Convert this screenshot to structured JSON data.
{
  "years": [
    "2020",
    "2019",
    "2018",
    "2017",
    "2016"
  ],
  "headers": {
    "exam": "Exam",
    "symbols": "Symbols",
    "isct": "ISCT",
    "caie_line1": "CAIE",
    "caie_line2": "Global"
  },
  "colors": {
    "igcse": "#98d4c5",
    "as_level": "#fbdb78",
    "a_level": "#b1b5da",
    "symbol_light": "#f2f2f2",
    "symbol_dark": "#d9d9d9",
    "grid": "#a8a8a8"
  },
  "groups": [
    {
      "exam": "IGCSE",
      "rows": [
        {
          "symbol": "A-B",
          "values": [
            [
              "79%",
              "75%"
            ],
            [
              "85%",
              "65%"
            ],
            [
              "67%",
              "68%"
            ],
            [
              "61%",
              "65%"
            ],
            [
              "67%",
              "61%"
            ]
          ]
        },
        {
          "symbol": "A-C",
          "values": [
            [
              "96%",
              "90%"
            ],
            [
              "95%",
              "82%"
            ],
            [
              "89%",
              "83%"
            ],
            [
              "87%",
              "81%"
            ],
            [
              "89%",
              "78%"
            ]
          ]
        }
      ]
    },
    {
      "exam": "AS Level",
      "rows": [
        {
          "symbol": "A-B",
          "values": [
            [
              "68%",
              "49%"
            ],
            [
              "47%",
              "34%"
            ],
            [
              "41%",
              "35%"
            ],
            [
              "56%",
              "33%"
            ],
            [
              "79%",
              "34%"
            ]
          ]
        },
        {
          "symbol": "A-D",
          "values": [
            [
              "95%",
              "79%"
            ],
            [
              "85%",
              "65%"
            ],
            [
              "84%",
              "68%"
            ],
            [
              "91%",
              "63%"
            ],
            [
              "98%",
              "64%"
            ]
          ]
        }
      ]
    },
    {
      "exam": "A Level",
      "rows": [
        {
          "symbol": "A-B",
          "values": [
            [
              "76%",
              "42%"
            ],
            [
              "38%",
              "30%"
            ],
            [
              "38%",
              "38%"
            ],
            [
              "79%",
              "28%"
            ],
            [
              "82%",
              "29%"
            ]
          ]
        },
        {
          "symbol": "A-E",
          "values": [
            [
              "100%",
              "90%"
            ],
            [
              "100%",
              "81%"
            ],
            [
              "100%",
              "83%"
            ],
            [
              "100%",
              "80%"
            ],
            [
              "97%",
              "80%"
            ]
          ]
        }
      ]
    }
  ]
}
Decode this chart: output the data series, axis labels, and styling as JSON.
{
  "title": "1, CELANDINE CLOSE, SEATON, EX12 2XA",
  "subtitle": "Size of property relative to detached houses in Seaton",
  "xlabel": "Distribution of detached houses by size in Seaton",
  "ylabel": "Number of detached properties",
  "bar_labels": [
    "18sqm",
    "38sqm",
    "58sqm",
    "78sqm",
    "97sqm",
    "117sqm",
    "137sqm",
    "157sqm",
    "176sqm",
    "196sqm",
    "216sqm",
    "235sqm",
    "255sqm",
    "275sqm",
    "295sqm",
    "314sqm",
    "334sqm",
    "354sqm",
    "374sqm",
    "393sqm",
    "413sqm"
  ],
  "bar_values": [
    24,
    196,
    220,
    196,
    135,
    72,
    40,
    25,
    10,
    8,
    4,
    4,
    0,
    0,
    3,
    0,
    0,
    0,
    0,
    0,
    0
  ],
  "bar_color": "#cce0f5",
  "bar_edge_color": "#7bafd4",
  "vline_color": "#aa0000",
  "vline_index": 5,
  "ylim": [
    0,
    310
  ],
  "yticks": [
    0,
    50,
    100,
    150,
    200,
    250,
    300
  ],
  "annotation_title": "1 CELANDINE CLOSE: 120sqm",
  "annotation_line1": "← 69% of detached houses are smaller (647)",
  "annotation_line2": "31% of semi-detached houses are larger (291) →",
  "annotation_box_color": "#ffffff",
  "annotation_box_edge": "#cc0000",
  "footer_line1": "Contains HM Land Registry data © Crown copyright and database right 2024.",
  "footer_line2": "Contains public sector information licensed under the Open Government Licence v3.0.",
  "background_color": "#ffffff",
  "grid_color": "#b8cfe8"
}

→ **Problem to solve**
From the entries above, copy every line containing the word "data".

→ **Written reply**
Convert this screenshot to structured JSON data.
Decode this chart: output the data series, axis labels, and styling as JSON.
  "footer_line1": "Contains HM Land Registry data © Crown copyright and database right 2024.",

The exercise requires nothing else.